Task statement: Wherever a line in the data below holds "properties", copy that line.

Records from a collection
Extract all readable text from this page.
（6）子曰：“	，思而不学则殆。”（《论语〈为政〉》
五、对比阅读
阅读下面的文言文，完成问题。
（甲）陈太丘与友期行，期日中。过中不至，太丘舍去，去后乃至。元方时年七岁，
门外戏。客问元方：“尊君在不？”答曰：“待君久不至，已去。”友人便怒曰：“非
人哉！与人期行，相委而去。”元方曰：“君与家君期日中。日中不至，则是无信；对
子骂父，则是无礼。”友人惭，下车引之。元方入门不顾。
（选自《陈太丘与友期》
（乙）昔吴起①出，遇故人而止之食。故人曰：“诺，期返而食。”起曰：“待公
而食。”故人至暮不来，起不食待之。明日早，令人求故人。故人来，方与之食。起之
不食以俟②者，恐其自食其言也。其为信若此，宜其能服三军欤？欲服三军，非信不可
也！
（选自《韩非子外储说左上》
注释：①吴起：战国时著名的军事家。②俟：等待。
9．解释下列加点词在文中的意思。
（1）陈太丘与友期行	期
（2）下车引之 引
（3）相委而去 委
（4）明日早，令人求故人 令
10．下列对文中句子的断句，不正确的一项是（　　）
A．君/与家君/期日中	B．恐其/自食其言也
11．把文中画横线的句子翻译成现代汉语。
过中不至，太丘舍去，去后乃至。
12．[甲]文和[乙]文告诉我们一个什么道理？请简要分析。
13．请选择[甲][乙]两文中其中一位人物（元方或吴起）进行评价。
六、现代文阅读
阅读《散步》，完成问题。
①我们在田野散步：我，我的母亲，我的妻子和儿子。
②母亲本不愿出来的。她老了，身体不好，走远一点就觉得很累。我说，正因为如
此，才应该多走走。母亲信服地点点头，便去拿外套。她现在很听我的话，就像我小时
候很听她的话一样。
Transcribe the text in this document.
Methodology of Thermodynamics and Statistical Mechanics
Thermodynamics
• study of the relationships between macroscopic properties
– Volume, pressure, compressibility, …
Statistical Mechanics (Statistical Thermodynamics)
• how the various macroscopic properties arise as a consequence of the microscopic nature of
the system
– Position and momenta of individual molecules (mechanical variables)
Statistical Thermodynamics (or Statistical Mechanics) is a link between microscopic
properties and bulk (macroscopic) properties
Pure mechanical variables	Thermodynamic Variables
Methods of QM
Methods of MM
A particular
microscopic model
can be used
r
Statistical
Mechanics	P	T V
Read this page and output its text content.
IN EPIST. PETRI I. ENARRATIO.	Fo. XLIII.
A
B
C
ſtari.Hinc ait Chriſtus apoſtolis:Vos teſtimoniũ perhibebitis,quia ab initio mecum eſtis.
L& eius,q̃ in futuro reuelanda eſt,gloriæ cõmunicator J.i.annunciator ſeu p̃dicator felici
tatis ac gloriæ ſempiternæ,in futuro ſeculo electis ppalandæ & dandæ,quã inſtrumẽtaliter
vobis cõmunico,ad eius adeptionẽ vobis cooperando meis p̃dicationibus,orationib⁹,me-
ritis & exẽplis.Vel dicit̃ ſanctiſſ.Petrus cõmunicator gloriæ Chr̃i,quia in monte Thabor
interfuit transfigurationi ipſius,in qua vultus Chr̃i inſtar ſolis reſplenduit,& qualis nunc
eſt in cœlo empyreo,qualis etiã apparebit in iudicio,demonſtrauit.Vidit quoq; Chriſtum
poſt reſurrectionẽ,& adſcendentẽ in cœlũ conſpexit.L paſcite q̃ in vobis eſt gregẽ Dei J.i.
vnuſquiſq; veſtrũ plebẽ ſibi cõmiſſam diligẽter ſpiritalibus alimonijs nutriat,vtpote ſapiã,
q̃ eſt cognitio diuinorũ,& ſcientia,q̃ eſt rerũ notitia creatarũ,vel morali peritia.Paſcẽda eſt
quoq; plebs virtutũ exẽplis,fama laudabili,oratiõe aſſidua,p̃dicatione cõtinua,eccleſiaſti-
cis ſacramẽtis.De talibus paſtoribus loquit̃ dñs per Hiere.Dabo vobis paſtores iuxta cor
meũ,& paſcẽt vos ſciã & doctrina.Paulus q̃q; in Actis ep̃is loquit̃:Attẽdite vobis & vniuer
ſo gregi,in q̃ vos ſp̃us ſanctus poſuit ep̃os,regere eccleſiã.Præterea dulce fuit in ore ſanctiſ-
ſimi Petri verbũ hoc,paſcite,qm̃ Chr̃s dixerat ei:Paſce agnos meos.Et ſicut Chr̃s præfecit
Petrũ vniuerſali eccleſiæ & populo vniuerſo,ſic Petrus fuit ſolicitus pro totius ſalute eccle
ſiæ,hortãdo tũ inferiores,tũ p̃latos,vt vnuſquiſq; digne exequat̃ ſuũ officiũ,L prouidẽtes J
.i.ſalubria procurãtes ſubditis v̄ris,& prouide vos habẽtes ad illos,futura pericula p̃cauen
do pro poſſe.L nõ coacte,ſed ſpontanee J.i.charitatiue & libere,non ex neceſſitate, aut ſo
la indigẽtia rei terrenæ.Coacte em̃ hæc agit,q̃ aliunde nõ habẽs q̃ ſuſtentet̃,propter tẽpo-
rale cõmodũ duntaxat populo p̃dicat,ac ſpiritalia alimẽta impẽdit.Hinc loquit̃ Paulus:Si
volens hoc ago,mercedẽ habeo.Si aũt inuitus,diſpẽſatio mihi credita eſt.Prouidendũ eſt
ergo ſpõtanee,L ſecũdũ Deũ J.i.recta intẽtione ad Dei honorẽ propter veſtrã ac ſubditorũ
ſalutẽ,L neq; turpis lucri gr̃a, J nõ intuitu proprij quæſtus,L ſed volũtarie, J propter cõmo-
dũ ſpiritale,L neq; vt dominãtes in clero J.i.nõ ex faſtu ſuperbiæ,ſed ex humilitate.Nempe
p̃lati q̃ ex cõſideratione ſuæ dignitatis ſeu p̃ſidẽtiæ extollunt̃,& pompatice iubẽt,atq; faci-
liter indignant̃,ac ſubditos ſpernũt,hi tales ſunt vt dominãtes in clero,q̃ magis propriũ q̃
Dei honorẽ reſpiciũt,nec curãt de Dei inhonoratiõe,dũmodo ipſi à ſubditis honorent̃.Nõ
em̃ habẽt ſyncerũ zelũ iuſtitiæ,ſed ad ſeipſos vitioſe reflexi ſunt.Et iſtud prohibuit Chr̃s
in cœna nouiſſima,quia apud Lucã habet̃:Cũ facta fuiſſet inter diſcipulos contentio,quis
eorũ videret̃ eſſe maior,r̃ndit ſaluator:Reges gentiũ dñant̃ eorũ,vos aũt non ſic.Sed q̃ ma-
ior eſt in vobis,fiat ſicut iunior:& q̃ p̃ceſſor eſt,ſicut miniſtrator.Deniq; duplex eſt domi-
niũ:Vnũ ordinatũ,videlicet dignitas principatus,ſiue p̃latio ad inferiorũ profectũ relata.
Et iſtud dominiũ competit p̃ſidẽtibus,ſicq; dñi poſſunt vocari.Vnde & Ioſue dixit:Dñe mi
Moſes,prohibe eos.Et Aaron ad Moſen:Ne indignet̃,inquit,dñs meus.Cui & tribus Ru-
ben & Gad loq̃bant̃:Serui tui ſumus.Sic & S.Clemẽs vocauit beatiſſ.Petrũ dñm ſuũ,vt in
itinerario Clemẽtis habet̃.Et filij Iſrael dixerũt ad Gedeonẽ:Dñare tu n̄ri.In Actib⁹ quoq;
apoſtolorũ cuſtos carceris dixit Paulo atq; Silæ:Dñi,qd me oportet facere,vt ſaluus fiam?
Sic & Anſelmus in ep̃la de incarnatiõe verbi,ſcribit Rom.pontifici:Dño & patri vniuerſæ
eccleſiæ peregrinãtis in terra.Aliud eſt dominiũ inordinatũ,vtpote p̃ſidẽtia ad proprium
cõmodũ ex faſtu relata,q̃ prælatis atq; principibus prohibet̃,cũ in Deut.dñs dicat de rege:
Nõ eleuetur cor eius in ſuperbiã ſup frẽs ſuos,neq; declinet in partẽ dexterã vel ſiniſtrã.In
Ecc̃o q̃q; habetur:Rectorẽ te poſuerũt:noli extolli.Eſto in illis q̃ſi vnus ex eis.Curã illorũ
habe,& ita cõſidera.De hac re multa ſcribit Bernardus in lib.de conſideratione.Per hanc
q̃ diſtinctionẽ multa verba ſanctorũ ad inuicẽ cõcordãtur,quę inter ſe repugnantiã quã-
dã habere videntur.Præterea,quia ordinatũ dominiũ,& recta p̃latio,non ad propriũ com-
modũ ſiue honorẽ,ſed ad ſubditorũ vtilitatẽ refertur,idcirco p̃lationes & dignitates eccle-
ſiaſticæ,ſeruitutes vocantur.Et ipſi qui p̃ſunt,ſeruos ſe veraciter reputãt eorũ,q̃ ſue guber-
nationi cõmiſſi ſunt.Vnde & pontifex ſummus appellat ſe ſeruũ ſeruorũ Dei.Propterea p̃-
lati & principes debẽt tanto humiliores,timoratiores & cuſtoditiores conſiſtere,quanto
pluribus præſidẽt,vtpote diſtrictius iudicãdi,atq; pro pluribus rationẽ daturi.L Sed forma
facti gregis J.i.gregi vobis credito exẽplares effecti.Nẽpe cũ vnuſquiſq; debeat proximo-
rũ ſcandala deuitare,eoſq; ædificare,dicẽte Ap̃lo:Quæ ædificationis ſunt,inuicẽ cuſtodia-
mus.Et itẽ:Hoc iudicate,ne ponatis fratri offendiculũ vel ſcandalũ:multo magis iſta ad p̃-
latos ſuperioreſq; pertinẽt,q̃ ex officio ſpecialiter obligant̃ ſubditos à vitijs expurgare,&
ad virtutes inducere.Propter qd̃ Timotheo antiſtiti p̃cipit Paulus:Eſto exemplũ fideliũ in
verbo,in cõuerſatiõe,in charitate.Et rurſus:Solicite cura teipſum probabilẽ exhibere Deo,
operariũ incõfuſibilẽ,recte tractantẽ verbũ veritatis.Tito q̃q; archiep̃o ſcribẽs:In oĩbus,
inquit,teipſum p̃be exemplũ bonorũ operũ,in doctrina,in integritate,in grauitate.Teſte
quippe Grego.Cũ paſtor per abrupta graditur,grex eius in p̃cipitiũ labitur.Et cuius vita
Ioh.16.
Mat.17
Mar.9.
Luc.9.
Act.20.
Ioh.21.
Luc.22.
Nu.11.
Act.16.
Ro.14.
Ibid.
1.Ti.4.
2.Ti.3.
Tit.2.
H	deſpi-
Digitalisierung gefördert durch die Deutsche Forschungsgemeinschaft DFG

Full response:
• study of the relationships between macroscopic properties
• how the various macroscopic properties arise as a consequence of the microscopic nature of
properties and bulk (macroscopic) properties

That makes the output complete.